◆ **Set task**: Scan the listing below and copy every line holding "this".

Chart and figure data
──────────────────────────────

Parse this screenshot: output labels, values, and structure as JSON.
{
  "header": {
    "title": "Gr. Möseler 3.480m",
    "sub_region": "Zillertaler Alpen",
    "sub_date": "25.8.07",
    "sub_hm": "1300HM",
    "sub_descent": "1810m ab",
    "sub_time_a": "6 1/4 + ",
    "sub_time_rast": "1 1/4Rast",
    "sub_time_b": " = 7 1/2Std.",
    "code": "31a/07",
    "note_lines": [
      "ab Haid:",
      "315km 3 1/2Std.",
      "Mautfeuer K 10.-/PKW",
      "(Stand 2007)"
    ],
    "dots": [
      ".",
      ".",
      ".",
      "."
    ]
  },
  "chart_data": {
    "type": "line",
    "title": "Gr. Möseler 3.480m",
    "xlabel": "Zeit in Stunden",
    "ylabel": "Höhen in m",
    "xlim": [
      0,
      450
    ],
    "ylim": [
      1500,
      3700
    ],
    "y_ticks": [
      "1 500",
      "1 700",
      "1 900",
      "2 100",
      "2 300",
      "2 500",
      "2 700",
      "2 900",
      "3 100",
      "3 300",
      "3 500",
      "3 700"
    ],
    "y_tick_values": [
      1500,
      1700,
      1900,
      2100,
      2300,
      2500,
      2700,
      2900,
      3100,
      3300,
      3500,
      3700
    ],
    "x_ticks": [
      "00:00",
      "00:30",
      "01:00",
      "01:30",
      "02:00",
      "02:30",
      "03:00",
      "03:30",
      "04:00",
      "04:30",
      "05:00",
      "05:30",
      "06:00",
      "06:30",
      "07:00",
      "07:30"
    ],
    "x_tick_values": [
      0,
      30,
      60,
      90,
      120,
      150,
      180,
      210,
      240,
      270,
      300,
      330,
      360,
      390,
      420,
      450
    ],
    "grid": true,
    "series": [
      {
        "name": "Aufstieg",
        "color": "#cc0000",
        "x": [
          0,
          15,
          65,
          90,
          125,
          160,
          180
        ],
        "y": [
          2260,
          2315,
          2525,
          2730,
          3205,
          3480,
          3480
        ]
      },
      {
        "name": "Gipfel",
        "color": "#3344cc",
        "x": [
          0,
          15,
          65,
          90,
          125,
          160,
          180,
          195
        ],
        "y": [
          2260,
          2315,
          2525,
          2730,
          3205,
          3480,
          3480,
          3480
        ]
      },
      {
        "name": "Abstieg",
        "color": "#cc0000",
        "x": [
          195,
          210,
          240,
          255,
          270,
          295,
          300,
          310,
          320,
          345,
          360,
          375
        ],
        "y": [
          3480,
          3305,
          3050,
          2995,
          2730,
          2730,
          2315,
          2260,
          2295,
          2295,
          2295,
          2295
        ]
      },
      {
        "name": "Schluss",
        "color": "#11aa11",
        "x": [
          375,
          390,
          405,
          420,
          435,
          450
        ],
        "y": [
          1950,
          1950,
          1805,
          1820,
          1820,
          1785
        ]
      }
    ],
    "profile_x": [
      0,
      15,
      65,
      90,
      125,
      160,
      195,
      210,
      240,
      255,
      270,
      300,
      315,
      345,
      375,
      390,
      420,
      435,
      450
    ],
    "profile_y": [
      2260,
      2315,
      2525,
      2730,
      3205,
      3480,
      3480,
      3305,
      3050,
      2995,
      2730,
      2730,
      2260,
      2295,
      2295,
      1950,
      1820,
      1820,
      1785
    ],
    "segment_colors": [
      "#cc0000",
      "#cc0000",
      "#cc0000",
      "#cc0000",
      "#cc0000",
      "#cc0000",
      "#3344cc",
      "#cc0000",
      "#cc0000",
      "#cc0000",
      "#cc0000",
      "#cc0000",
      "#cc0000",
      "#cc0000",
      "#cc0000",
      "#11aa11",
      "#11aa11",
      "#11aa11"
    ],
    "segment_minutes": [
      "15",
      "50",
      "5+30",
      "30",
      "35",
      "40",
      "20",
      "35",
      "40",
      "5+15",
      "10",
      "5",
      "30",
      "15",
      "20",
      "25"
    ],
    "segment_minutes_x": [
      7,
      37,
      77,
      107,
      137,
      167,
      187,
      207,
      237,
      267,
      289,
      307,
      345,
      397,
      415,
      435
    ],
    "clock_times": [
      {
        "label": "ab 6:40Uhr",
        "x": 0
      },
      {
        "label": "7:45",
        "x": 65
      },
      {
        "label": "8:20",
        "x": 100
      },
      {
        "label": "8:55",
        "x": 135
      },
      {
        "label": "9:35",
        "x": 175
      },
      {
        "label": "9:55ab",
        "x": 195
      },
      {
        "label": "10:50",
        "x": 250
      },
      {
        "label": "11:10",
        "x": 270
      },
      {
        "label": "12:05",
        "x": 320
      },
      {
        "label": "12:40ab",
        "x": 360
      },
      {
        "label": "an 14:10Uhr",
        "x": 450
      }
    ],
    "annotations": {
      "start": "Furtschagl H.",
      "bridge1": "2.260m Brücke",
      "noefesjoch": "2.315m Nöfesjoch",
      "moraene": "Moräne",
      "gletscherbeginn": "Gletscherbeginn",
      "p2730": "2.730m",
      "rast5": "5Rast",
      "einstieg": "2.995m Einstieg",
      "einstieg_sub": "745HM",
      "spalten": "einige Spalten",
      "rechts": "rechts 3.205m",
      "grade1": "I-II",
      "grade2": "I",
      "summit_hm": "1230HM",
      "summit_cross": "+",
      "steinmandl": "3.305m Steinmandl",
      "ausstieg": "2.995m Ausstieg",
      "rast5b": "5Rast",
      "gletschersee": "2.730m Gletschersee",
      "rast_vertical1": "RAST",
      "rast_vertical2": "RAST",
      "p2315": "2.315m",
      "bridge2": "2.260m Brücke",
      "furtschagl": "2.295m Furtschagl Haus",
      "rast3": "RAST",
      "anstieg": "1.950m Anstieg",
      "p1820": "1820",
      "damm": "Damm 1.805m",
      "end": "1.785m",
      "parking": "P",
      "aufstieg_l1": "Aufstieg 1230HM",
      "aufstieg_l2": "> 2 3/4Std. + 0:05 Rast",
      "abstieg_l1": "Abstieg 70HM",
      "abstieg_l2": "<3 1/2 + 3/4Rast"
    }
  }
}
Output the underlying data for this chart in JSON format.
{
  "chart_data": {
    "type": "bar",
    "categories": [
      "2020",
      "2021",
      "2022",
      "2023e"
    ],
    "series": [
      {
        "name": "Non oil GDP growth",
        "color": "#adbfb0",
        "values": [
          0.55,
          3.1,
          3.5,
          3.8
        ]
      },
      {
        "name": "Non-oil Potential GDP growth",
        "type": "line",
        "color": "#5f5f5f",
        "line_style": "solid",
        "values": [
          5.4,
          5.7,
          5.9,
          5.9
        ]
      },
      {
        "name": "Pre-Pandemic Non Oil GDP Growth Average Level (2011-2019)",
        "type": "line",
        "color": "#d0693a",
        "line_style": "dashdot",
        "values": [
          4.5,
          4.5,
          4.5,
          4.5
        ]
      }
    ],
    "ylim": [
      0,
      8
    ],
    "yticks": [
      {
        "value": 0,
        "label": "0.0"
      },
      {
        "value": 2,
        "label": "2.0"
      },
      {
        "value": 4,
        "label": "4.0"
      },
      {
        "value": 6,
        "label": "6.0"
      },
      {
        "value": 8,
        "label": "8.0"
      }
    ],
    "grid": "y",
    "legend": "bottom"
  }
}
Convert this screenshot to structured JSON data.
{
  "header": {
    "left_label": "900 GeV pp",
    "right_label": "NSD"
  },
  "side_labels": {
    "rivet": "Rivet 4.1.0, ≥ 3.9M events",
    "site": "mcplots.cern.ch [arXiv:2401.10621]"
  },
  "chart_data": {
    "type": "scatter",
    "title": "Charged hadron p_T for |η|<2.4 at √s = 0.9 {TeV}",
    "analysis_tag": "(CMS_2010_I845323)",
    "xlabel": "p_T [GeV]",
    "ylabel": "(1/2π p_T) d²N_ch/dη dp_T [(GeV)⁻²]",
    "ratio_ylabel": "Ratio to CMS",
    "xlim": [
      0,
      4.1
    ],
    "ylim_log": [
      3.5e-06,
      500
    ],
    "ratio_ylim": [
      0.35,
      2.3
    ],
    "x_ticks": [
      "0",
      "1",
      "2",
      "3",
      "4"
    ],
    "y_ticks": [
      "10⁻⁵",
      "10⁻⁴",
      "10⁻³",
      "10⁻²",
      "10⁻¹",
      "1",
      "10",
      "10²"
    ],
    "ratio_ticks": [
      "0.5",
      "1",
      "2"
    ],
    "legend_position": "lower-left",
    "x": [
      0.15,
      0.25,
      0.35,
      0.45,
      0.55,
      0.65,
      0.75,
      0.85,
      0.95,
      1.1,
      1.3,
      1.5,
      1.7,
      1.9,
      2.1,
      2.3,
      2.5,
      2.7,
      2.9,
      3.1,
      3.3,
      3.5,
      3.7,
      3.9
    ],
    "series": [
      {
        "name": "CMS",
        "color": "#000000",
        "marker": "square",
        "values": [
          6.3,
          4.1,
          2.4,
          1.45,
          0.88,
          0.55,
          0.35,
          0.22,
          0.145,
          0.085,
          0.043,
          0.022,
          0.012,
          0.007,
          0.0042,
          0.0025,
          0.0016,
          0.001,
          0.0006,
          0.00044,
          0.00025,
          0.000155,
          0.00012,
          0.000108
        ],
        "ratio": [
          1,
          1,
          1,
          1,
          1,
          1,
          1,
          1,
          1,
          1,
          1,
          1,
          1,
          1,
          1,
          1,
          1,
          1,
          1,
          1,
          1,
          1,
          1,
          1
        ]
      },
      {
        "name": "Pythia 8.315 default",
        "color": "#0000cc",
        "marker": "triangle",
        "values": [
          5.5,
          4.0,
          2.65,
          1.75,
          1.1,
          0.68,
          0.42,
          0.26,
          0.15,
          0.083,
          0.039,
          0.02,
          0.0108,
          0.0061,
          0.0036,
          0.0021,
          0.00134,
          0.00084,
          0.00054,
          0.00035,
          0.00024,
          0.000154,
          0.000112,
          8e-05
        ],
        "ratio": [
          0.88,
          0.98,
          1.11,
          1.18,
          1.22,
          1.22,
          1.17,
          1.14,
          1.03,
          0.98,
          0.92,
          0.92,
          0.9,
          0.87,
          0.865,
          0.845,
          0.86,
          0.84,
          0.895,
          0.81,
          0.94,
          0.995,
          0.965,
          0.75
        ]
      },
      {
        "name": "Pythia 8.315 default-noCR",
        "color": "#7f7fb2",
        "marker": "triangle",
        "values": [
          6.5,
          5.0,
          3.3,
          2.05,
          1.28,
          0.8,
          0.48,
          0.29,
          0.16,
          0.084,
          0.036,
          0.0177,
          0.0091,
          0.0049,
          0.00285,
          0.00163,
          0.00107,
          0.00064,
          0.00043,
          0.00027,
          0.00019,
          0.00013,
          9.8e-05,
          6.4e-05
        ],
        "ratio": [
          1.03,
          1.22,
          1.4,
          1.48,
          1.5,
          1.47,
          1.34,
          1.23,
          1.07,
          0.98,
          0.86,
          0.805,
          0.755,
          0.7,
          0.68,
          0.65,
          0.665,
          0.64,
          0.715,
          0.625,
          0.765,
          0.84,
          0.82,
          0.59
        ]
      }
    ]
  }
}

──────────────────────────────

◆ **Solution to the problem**:
Parse this screenshot: output labels, values, and structure as JSON.
Output the underlying data for this chart in JSON format.
Convert this screenshot to structured JSON data.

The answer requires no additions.